#### Raw records ####
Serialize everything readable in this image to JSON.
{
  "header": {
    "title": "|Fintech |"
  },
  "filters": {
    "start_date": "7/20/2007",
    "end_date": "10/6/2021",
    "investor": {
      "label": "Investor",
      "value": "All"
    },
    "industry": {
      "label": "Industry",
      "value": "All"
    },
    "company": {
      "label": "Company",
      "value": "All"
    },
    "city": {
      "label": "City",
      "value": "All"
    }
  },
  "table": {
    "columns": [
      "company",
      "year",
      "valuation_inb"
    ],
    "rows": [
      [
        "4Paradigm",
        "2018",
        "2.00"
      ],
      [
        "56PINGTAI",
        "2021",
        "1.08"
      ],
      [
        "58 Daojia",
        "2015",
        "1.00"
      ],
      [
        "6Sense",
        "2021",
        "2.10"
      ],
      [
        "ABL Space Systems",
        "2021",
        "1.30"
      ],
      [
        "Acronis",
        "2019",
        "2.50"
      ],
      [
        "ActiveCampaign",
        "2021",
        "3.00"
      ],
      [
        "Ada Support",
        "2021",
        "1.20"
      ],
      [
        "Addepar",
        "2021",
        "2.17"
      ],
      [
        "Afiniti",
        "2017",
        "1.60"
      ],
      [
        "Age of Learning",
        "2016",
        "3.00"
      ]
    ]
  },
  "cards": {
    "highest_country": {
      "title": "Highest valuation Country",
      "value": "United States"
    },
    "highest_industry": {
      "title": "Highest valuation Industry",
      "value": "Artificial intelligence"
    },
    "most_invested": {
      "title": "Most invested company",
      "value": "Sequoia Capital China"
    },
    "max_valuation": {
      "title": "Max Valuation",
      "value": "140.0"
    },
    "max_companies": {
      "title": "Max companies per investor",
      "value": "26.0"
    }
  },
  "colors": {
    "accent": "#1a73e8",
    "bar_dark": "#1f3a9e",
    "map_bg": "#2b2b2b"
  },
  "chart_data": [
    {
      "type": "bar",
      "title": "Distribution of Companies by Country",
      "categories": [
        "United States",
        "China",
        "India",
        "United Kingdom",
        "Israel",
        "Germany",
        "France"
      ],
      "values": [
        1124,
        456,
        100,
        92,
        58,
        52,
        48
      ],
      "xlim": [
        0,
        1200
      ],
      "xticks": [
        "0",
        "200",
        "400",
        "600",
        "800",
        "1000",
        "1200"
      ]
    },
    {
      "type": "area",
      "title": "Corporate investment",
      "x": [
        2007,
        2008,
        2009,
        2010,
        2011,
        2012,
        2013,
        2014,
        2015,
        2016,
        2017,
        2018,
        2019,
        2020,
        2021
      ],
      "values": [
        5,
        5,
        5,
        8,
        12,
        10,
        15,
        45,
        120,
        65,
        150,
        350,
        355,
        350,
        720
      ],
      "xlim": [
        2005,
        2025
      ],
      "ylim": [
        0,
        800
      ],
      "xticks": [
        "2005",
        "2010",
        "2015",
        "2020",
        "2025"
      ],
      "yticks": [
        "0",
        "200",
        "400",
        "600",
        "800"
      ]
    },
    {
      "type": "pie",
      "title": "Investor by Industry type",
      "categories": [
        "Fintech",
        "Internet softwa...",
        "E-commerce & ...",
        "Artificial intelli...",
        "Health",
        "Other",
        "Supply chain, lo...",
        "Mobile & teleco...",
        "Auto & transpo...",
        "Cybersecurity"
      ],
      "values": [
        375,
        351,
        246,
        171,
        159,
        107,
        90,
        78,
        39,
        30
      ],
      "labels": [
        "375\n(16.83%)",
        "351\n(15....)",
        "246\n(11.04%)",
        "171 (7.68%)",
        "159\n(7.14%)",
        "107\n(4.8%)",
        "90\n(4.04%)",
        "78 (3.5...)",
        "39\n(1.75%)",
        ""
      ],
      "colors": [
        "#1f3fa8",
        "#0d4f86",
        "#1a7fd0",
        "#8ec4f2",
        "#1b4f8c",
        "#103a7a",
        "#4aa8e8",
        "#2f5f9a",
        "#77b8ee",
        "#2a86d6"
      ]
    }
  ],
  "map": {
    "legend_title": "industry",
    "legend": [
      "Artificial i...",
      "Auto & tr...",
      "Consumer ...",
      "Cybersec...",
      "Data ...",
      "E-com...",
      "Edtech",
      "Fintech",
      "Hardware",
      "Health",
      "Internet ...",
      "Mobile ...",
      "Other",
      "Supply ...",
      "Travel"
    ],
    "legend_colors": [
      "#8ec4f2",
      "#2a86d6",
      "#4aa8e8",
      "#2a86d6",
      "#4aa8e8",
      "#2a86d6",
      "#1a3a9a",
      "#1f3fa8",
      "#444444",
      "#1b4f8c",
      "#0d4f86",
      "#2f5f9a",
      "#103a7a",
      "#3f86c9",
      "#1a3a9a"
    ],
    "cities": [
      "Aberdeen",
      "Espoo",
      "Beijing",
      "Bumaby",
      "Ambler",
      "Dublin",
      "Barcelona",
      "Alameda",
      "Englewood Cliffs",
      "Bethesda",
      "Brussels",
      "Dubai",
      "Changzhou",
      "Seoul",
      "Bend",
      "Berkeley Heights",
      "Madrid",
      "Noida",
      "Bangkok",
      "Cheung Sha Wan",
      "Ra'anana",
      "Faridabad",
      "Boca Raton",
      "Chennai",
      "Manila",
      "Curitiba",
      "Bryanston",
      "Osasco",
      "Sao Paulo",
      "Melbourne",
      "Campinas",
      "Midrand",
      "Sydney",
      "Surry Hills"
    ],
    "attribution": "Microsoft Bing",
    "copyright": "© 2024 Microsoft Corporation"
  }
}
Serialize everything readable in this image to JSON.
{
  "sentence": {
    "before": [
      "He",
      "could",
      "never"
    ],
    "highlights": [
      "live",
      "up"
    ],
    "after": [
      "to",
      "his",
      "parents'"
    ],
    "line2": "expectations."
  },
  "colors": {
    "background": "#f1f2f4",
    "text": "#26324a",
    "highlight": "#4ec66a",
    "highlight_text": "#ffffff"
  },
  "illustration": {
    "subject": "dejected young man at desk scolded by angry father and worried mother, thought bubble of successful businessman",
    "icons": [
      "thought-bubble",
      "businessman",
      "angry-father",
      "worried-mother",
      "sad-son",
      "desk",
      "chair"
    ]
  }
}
####
▶ **Problem description**: Write out the complete set of records exactly as given.

▶ **Solution**:
Serialize everything readable in this image to JSON.
{
  "header": {
    "title": "|Fintech |"
  },
  "filters": {
    "start_date": "7/20/2007",
    "end_date": "10/6/2021",
    "investor": {
      "label": "Investor",
      "value": "All"
    },
    "industry": {
      "label": "Industry",
      "value": "All"
    },
    "company": {
      "label": "Company",
      "value": "All"
    },
    "city": {
      "label": "City",
      "value": "All"
    }
  },
  "table": {
    "columns": [
      "company",
      "year",
      "valuation_inb"
    ],
    "rows": [
      [
        "4Paradigm",
        "2018",
        "2.00"
      ],
      [
        "56PINGTAI",
        "2021",
        "1.08"
      ],
      [
        "58 Daojia",
        "2015",
        "1.00"
      ],
      [
        "6Sense",
        "2021",
        "2.10"
      ],
      [
        "ABL Space Systems",
        "2021",
        "1.30"
      ],
      [
        "Acronis",
        "2019",
        "2.50"
      ],
      [
        "ActiveCampaign",
        "2021",
        "3.00"
      ],
      [
        "Ada Support",
        "2021",
        "1.20"
      ],
      [
        "Addepar",
        "2021",
        "2.17"
      ],
      [
        "Afiniti",
        "2017",
        "1.60"
      ],
      [
        "Age of Learning",
        "2016",
        "3.00"
      ]
    ]
  },
  "cards": {
    "highest_country": {
      "title": "Highest valuation Country",
      "value": "United States"
    },
    "highest_industry": {
      "title": "Highest valuation Industry",
      "value": "Artificial intelligence"
    },
    "most_invested": {
      "title": "Most invested company",
      "value": "Sequoia Capital China"
    },
    "max_valuation": {
      "title": "Max Valuation",
      "value": "140.0"
    },
    "max_companies": {
      "title": "Max companies per investor",
      "value": "26.0"
    }
  },
  "colors": {
    "accent": "#1a73e8",
    "bar_dark": "#1f3a9e",
    "map_bg": "#2b2b2b"
  },
  "chart_data": [
    {
      "type": "bar",
      "title": "Distribution of Companies by Country",
      "categories": [
        "United States",
        "China",
        "India",
        "United Kingdom",
        "Israel",
        "Germany",
        "France"
      ],
      "values": [
        1124,
        456,
        100,
        92,
        58,
        52,
        48
      ],
      "xlim": [
        0,
        1200
      ],
      "xticks": [
        "0",
        "200",
        "400",
        "600",
        "800",
        "1000",
        "1200"
      ]
    },
    {
      "type": "area",
      "title": "Corporate investment",
      "x": [
        2007,
        2008,
        2009,
        2010,
        2011,
        2012,
        2013,
        2014,
        2015,
        2016,
        2017,
        2018,
        2019,
        2020,
        2021
      ],
      "values": [
        5,
        5,
        5,
        8,
        12,
        10,
        15,
        45,
        120,
        65,
        150,
        350,
        355,
        350,
        720
      ],
      "xlim": [
        2005,
        2025
      ],
      "ylim": [
        0,
        800
      ],
      "xticks": [
        "2005",
        "2010",
        "2015",
        "2020",
        "2025"
      ],
      "yticks": [
        "0",
        "200",
        "400",
        "600",
        "800"
      ]
    },
    {
      "type": "pie",
      "title": "Investor by Industry type",
      "categories": [
        "Fintech",
        "Internet softwa...",
        "E-commerce & ...",
        "Artificial intelli...",
        "Health",
        "Other",
        "Supply chain, lo...",
        "Mobile & teleco...",
        "Auto & transpo...",
        "Cybersecurity"
      ],
      "values": [
        375,
        351,
        246,
        171,
        159,
        107,
        90,
        78,
        39,
        30
      ],
      "labels": [
        "375\n(16.83%)",
        "351\n(15....)",
        "246\n(11.04%)",
        "171 (7.68%)",
        "159\n(7.14%)",
        "107\n(4.8%)",
        "90\n(4.04%)",
        "78 (3.5...)",
        "39\n(1.75%)",
        ""
      ],
      "colors": [
        "#1f3fa8",
        "#0d4f86",
        "#1a7fd0",
        "#8ec4f2",
        "#1b4f8c",
        "#103a7a",
        "#4aa8e8",
        "#2f5f9a",
        "#77b8ee",
        "#2a86d6"
      ]
    }
  ],
  "map": {
    "legend_title": "industry",
    "legend": [
      "Artificial i...",
      "Auto & tr...",
      "Consumer ...",
      "Cybersec...",
      "Data ...",
      "E-com...",
      "Edtech",
      "Fintech",
      "Hardware",
      "Health",
      "Internet ...",
      "Mobile ...",
      "Other",
      "Supply ...",
      "Travel"
    ],
    "legend_colors": [
      "#8ec4f2",
      "#2a86d6",
      "#4aa8e8",
      "#2a86d6",
      "#4aa8e8",
      "#2a86d6",
      "#1a3a9a",
      "#1f3fa8",
      "#444444",
      "#1b4f8c",
      "#0d4f86",
      "#2f5f9a",
      "#103a7a",
      "#3f86c9",
      "#1a3a9a"
    ],
    "cities": [
      "Aberdeen",
      "Espoo",
      "Beijing",
      "Bumaby",
      "Ambler",
      "Dublin",
      "Barcelona",
      "Alameda",
      "Englewood Cliffs",
      "Bethesda",
      "Brussels",
      "Dubai",
      "Changzhou",
      "Seoul",
      "Bend",
      "Berkeley Heights",
      "Madrid",
      "Noida",
      "Bangkok",
      "Cheung Sha Wan",
      "Ra'anana",
      "Faridabad",
      "Boca Raton",
      "Chennai",
      "Manila",
      "Curitiba",
      "Bryanston",
      "Osasco",
      "Sao Paulo",
      "Melbourne",
      "Campinas",
      "Midrand",
      "Sydney",
      "Surry Hills"
    ],
    "attribution": "Microsoft Bing",
    "copyright": "© 2024 Microsoft Corporation"
  }
}
Serialize everything readable in this image to JSON.
{
  "sentence": {
    "before": [
      "He",
      "could",
      "never"
    ],
    "highlights": [
      "live",
      "up"
    ],
    "after": [
      "to",
      "his",
      "parents'"
    ],
    "line2": "expectations."
  },
  "colors": {
    "background": "#f1f2f4",
    "text": "#26324a",
    "highlight": "#4ec66a",
    "highlight_text": "#ffffff"
  },
  "illustration": {
    "subject": "dejected young man at desk scolded by angry father and worried mother, thought bubble of successful businessman",
    "icons": [
      "thought-bubble",
      "businessman",
      "angry-father",
      "worried-mother",
      "sad-son",
      "desk",
      "chair"
    ]
  }
}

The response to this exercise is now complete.